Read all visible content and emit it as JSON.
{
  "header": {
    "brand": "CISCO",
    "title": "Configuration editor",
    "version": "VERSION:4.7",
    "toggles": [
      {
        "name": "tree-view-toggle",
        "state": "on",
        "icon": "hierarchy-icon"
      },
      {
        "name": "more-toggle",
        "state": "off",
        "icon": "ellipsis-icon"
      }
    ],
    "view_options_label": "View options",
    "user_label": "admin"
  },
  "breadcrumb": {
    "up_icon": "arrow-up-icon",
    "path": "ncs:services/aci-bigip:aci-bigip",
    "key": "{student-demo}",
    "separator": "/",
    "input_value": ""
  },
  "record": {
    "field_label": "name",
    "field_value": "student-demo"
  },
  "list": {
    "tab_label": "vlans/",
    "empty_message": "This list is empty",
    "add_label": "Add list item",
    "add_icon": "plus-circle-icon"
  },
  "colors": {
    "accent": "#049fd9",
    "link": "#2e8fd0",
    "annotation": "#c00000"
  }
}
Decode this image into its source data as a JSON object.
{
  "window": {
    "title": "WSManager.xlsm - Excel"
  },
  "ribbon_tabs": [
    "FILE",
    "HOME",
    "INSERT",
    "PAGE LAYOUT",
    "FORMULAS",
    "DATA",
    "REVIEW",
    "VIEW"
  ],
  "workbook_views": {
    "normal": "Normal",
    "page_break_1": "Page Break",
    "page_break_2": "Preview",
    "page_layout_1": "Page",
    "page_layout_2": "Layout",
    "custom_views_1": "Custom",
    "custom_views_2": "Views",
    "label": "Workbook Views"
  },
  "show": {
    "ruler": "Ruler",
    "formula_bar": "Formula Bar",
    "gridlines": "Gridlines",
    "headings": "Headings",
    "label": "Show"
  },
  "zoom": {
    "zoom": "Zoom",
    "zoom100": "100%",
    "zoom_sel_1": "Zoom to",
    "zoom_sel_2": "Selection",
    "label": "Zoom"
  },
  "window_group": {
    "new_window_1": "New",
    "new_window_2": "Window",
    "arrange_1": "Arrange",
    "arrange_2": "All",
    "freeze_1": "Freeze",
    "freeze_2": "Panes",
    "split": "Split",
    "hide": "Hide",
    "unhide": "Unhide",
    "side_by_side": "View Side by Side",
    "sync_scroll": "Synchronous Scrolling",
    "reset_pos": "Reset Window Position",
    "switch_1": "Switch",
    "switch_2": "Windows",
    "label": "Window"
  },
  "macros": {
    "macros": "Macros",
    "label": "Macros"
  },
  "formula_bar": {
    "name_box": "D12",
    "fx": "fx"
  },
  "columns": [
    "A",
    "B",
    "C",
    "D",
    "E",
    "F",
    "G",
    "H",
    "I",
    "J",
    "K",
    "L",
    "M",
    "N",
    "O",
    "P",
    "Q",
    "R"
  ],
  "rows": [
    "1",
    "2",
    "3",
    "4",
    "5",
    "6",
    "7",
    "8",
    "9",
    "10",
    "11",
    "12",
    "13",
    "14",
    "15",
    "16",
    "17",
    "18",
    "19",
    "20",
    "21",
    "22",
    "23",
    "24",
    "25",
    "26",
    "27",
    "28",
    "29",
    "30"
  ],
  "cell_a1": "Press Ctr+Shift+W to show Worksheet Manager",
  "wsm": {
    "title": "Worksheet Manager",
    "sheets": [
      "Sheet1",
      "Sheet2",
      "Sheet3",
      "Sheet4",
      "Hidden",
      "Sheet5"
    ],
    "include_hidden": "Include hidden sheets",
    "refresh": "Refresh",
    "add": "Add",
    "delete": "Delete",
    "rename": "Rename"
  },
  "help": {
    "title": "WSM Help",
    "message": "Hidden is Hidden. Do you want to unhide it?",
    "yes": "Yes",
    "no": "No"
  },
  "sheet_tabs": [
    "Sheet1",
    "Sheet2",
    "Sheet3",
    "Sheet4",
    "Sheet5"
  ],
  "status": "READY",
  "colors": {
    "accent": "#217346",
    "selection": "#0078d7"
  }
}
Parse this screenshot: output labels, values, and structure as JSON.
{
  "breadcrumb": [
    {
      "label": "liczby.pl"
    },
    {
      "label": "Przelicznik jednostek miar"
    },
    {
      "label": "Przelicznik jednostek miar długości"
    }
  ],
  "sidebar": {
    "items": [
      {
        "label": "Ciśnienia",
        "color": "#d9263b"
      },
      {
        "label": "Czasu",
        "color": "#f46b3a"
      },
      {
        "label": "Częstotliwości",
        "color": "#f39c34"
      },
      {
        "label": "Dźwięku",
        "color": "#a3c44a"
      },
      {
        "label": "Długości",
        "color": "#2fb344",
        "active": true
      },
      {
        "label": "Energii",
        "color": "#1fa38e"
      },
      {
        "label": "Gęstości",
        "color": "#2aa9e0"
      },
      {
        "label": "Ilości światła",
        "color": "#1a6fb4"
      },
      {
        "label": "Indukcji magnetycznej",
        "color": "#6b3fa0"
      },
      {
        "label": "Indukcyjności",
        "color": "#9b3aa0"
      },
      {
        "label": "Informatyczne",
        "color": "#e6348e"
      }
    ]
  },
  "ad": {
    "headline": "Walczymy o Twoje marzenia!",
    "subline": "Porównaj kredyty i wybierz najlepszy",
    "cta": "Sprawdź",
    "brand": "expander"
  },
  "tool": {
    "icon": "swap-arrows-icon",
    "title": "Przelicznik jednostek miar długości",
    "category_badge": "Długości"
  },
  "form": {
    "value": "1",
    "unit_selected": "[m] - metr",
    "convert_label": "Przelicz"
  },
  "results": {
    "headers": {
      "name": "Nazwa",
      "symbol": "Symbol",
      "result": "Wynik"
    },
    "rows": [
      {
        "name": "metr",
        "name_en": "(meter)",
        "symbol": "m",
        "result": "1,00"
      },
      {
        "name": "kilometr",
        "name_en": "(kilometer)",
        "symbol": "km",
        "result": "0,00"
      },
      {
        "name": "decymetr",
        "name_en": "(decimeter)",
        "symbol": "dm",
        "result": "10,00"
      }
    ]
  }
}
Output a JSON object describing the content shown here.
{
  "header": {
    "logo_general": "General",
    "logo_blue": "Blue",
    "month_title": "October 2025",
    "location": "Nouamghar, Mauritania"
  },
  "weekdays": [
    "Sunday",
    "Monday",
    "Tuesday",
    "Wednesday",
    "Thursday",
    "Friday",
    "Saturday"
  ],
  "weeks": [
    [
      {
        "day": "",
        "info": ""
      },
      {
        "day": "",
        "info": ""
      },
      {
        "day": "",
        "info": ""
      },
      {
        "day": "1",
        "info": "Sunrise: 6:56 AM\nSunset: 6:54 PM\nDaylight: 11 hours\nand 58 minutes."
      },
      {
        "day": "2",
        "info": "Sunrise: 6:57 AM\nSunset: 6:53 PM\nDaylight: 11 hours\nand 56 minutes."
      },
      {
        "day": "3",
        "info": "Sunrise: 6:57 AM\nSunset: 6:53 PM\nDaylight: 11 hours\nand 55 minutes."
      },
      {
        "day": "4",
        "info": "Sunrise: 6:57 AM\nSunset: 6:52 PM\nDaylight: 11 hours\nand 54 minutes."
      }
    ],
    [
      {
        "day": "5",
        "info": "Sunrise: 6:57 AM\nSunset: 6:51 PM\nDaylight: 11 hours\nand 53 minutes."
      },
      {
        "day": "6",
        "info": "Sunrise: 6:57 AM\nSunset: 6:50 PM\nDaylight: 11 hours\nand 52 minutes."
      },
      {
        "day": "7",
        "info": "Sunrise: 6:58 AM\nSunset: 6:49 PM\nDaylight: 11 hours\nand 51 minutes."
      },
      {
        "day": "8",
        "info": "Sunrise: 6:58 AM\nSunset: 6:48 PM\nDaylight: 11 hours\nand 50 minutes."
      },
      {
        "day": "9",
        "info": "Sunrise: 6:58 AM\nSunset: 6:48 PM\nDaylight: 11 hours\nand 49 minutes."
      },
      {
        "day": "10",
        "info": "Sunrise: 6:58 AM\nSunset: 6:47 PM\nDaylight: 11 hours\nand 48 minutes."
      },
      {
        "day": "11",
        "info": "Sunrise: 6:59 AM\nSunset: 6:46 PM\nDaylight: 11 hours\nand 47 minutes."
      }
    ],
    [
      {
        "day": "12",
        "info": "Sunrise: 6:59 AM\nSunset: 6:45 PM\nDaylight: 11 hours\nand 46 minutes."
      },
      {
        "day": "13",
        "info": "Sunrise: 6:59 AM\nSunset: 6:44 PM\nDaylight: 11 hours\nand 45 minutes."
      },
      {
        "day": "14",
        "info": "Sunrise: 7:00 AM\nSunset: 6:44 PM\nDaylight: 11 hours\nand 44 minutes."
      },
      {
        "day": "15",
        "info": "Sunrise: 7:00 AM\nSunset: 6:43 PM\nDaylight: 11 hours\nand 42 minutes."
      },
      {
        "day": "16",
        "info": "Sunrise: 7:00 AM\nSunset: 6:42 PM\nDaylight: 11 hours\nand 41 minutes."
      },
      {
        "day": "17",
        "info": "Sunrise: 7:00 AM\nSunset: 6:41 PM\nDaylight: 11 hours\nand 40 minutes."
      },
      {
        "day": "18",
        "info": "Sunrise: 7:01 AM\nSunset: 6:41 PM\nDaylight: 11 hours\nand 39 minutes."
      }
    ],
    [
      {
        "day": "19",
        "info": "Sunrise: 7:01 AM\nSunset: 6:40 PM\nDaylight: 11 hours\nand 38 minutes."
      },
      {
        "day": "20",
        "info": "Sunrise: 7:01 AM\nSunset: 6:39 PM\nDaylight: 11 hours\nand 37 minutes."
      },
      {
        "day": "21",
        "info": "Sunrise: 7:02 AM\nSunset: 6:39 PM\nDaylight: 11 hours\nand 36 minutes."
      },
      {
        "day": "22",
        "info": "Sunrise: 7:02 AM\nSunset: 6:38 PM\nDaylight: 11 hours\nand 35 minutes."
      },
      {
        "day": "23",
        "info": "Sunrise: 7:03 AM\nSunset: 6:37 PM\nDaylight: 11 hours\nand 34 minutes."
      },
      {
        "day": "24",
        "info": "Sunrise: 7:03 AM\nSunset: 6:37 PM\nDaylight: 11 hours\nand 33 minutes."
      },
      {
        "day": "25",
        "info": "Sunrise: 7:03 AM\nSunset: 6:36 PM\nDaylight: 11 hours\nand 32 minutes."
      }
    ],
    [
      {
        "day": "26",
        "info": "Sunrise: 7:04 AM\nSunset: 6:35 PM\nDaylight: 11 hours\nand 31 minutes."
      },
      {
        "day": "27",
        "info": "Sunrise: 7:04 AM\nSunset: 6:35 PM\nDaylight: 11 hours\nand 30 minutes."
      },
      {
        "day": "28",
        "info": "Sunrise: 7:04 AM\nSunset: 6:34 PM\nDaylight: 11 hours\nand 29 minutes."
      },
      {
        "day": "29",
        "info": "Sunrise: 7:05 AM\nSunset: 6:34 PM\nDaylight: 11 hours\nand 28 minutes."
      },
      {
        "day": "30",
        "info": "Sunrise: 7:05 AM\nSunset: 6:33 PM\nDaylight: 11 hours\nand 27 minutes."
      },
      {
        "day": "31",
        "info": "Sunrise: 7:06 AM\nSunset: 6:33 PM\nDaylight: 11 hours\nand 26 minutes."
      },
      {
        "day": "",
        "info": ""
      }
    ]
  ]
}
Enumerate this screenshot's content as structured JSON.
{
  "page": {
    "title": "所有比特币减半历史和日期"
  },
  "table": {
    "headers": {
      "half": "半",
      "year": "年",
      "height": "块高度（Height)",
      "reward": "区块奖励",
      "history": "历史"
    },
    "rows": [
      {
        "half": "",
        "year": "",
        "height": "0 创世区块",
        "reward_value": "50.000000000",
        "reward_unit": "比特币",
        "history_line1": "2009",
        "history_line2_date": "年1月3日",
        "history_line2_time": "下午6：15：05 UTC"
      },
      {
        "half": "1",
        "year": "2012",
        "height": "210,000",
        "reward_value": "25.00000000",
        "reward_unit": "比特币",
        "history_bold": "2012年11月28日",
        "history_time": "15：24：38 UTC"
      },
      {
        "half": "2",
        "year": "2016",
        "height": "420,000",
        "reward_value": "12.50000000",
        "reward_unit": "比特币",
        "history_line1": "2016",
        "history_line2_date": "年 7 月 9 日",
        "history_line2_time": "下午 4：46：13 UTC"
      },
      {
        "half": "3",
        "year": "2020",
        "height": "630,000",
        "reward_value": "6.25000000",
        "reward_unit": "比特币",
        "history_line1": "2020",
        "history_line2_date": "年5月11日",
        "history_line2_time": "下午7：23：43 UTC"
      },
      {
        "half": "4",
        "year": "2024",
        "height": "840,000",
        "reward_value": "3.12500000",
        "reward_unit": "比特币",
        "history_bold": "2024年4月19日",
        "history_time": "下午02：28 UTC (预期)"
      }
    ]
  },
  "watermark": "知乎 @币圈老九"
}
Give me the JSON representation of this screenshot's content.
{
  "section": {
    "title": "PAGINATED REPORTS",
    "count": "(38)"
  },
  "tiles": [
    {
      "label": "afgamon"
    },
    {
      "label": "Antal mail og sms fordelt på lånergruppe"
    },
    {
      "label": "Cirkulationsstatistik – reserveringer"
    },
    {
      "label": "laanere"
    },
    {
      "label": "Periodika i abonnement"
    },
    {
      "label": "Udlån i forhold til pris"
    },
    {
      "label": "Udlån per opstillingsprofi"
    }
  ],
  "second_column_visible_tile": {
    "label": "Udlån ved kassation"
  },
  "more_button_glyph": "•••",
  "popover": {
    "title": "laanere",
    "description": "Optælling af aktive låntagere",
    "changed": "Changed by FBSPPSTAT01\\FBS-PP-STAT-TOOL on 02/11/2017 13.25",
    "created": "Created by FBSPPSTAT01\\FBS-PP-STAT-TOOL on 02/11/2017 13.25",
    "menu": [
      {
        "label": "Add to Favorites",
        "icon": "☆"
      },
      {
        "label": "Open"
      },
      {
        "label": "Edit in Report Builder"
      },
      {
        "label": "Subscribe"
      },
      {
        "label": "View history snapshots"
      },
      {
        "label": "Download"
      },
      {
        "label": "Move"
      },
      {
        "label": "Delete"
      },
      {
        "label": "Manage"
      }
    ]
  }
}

INSTRUCTIONS FOR THE TASK:
Which lines of the data include "demo"? Copy each of them.

EXERCISE SOLUTION:
    "key": "{student-demo}",
    "field_value": "student-demo"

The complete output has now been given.